┏━━

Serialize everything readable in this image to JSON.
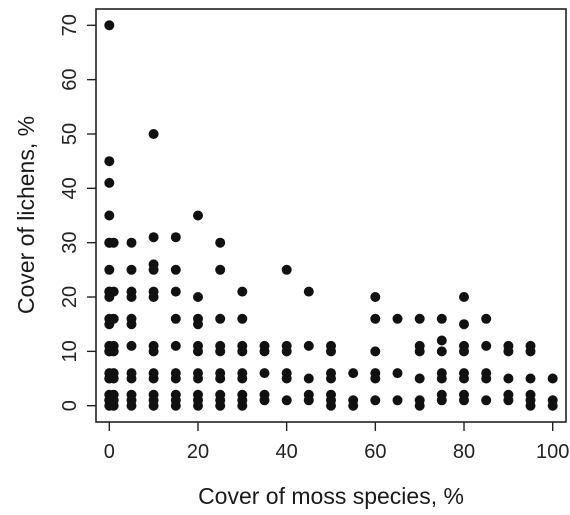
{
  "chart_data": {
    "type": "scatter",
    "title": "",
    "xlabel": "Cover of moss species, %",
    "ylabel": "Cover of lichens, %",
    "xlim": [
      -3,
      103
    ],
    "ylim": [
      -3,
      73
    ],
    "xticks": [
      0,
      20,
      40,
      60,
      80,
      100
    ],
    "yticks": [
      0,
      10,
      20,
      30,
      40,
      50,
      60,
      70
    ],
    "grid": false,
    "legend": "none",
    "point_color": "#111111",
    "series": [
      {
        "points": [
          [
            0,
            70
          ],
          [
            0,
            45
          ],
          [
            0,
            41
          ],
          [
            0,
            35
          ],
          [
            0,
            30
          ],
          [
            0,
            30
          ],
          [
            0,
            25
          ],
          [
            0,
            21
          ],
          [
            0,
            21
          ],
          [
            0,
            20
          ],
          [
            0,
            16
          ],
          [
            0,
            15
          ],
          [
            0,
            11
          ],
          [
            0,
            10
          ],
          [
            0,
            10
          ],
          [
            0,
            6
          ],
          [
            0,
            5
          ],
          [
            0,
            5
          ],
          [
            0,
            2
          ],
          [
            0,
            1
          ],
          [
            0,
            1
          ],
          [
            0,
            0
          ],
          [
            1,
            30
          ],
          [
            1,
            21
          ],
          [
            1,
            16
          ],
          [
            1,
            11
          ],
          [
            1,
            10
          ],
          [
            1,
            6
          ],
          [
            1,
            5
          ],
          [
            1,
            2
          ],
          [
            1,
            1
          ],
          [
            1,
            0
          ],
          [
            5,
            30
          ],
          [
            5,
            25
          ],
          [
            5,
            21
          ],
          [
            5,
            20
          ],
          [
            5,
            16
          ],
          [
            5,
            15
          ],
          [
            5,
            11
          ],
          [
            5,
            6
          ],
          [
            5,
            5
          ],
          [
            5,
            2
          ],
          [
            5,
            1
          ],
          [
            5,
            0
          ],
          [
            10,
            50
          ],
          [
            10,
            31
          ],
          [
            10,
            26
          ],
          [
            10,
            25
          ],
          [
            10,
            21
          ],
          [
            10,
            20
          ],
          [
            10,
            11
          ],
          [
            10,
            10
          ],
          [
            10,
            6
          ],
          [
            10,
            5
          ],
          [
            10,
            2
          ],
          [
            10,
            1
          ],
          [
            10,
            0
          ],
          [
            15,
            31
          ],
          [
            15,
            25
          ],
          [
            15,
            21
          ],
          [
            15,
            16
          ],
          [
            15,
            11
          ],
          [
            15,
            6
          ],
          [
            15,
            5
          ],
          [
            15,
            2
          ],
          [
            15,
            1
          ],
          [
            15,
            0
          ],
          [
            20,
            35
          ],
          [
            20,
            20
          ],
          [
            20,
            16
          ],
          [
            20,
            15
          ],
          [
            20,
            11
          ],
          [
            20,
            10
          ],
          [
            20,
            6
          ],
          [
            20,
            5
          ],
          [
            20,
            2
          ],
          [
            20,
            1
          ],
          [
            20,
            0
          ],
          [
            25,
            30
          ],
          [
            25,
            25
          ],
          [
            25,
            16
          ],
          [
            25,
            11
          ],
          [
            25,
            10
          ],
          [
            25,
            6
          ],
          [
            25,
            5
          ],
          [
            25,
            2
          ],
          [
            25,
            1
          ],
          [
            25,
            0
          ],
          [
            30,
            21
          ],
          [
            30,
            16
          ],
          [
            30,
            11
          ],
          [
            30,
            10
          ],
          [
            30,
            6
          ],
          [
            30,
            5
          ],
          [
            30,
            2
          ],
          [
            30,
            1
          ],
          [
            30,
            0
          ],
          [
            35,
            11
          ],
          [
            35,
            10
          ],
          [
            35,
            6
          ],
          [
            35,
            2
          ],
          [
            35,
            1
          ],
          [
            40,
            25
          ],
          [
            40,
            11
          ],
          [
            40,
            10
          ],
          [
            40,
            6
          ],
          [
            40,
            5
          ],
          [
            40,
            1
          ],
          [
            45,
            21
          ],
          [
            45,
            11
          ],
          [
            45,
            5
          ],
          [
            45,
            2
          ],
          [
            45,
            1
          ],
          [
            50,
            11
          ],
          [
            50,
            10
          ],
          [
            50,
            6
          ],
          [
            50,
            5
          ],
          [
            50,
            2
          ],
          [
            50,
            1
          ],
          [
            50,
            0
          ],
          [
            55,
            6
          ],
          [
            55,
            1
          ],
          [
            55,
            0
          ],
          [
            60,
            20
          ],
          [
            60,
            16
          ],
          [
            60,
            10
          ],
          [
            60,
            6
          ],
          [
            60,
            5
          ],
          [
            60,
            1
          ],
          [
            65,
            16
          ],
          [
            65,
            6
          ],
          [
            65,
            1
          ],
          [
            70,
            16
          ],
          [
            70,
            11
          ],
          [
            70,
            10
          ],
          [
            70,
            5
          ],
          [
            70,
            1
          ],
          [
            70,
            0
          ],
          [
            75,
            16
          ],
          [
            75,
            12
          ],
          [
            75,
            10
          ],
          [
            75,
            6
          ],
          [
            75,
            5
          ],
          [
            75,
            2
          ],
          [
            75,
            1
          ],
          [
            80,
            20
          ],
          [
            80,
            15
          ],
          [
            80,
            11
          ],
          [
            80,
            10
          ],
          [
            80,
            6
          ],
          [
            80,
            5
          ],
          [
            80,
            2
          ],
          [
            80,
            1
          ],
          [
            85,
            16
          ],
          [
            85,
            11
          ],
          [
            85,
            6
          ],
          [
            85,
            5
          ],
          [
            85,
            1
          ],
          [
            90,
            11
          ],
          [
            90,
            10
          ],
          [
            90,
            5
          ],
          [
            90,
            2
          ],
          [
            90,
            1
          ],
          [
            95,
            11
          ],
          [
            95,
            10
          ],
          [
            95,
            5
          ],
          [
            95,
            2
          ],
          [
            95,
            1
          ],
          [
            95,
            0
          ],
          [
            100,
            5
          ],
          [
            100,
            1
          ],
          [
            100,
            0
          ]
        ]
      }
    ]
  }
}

┗━━
┏━━

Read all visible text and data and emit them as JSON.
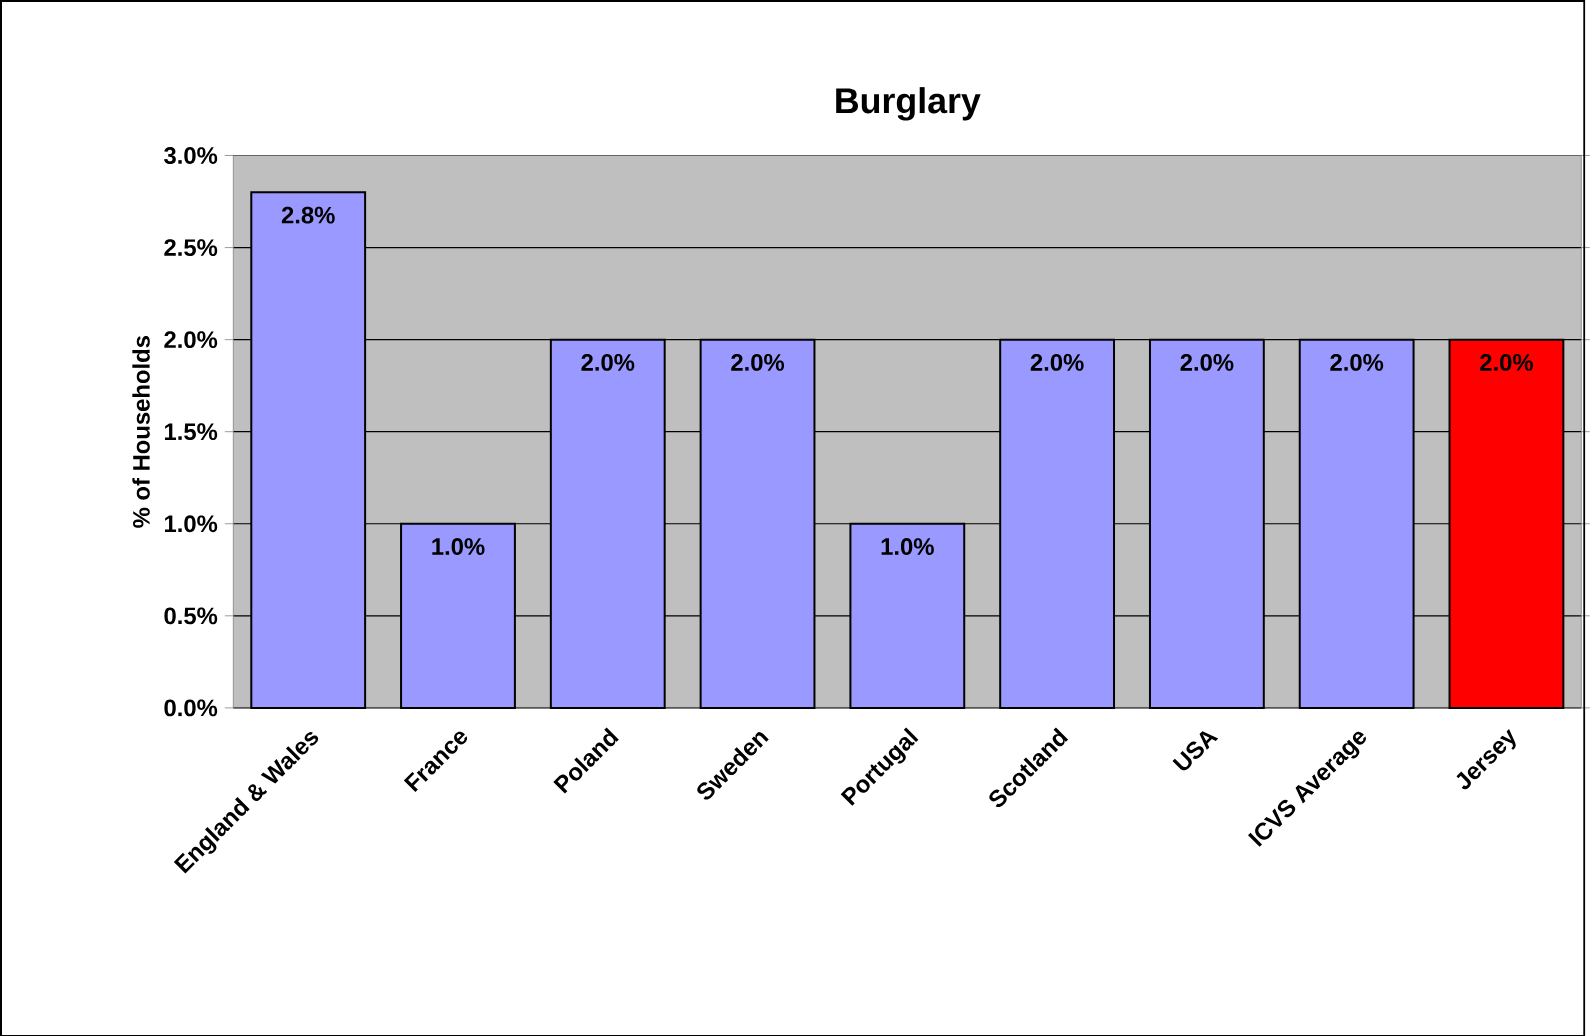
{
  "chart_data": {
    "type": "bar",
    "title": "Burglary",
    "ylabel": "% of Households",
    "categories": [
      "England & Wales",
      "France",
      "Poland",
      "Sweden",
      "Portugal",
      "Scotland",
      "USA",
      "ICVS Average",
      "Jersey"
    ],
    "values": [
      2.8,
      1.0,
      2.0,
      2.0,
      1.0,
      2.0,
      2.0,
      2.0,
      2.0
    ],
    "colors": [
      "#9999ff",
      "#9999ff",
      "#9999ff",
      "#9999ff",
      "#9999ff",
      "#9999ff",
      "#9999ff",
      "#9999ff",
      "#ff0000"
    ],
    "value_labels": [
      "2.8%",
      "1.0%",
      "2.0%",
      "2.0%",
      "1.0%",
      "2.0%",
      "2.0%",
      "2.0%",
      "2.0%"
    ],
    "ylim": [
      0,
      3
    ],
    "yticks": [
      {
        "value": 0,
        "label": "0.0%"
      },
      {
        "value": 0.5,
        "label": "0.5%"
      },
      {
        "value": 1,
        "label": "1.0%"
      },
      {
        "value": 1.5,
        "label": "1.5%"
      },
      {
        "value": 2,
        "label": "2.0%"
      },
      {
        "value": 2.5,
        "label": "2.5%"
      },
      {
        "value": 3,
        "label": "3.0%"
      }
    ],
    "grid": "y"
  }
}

┗━━
┏━━

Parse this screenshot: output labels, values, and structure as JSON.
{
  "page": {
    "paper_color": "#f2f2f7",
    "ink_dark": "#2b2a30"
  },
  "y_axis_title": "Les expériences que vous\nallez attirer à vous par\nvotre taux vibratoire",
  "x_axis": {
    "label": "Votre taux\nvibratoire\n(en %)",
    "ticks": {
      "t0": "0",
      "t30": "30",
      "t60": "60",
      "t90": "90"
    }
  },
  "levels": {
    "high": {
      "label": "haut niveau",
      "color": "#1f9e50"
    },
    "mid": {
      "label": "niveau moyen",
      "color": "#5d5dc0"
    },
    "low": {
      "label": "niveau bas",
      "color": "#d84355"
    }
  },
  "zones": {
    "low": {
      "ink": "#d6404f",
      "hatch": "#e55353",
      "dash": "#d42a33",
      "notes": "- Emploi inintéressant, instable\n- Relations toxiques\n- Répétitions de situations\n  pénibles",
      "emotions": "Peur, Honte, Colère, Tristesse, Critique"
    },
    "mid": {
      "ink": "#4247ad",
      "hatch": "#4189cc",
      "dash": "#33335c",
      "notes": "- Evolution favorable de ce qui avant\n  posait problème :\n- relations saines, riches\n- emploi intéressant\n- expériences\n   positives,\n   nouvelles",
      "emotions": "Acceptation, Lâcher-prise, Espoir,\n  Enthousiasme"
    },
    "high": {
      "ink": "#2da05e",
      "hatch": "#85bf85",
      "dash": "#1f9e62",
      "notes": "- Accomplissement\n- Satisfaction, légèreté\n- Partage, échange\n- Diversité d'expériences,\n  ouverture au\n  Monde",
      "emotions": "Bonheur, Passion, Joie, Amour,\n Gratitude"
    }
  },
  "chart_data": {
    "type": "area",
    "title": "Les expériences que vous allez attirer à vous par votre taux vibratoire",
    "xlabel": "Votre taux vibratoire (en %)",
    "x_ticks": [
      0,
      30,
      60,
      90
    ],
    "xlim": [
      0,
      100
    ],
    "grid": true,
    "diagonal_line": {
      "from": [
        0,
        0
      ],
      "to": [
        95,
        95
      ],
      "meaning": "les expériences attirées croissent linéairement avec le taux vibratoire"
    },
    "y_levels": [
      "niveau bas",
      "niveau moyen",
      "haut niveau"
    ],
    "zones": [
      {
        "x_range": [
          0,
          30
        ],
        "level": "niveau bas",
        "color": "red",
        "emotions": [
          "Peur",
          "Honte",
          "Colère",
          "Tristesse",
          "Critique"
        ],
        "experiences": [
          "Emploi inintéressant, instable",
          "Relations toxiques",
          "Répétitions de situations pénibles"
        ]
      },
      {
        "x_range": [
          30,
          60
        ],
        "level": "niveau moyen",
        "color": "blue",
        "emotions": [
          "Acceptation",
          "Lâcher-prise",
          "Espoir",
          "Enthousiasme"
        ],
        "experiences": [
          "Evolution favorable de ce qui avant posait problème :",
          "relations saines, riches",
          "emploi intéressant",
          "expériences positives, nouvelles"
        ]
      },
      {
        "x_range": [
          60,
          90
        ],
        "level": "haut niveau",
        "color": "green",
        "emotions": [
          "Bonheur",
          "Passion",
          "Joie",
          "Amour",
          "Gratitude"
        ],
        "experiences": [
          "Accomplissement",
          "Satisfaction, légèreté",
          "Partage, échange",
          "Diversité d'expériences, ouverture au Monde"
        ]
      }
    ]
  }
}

┗━━

-- Task brief --
In the records above, find each line holding "Répétitions" and copy it.

-- Full answer --
      "notes": "- Emploi inintéressant, instable\n- Relations toxiques\n- Répétitions de situations\n  pénibles",
          "Répétitions de situations pénibles"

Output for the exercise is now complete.